§ **TRABAJO PROPUESTO**: Transcribe íntegramente y sin cambios el relato de los dos reyezuelos que aparece a continuación.

§ **PÁGINA**:
****

En un lugar muy lejano y en un tiempo muy remoto, dos reyezuelos vecinos entretienen su ocio odiándose con inquina y guerreando con denuedo.

En una incursión afortunada, uno de ellos consigue secuestrar al hijo del otro, un retoño tan tierno que aún no ha aprendido a hablar con soltura.

Para vengarse de tantos estragos y sufrimientos como han recibido del rey enemigo, los consejeros del venturoso captor se estrujan el magín, ideando tormentos refinados e imaginativos con los que sacrificar al heredero de su rival. Sin embargo el rey, para sorpresa de todos, ordena que lo críen en un lujosísimo palacio, rodeado por sirvientes que se desvivan por satisfacer hasta el más mínimo de sus caprichos.

****

§ **DATOS PROPORCIONADOS**:
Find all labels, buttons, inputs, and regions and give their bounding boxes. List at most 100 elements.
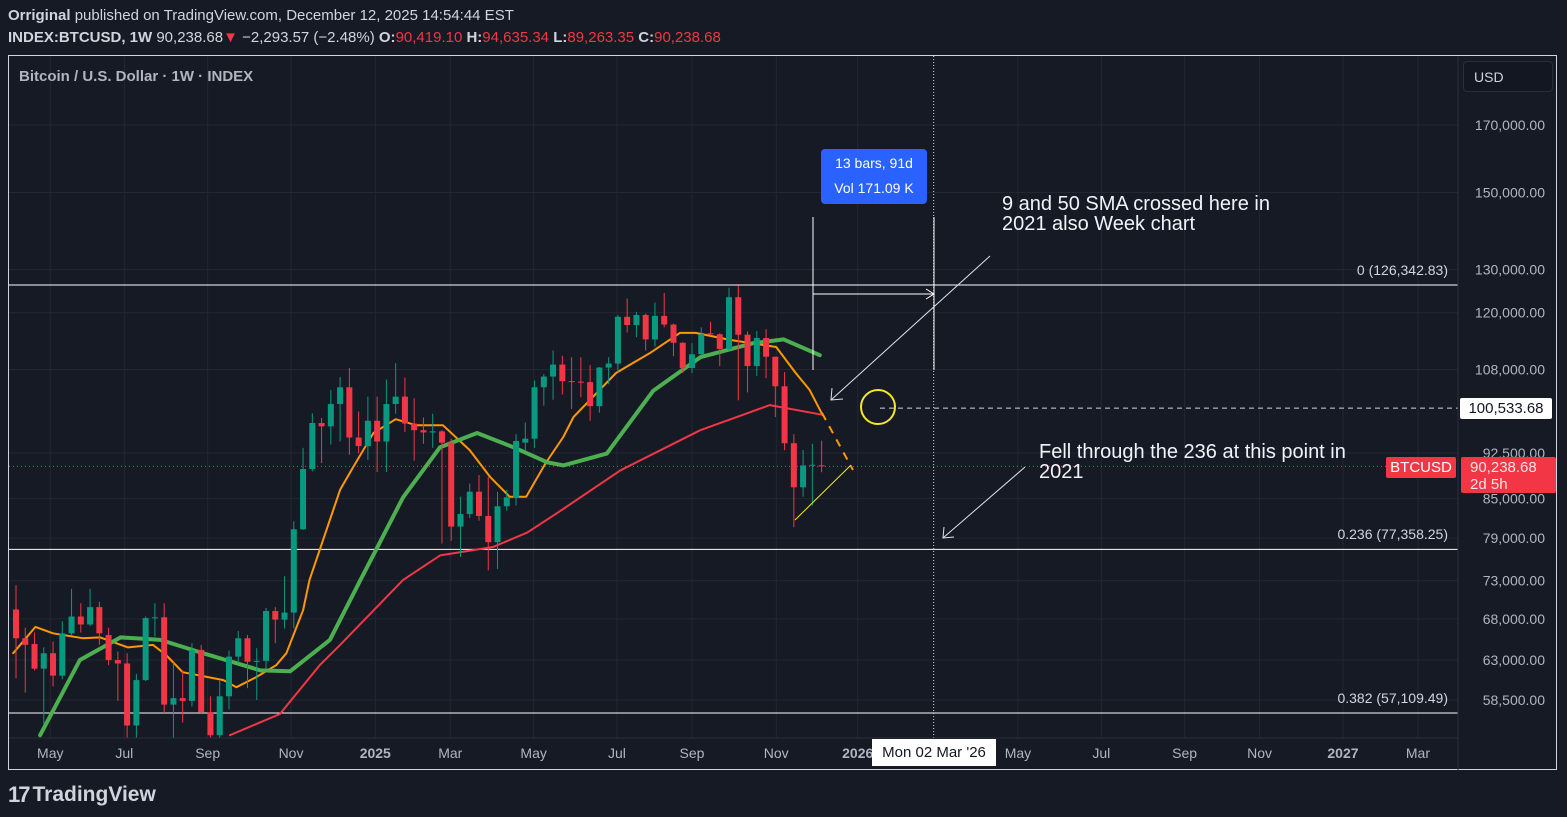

****

§ **RESPUESTA DEL EJERCICIO**:
En un lugar muy lejano y en un tiempo muy remoto, dos reyezuelos vecinos entretienen su ocio odiándose con inquina y guerreando con denuedo.

En una incursión afortunada, uno de ellos consigue secuestrar al hijo del otro, un retoño tan tierno que aún no ha aprendido a hablar con soltura.

Para vengarse de tantos estragos y sufrimientos como han recibido del rey enemigo, los consejeros del venturoso captor se estrujan el magín, ideando tormentos refinados e imaginativos con los que sacrificar al heredero de su rival. Sin embargo el rey, para sorpresa de todos, ordena que lo críen en un lujosísimo palacio, rodeado por sirvientes que se desvivan por satisfacer hasta el más mínimo de sus caprichos.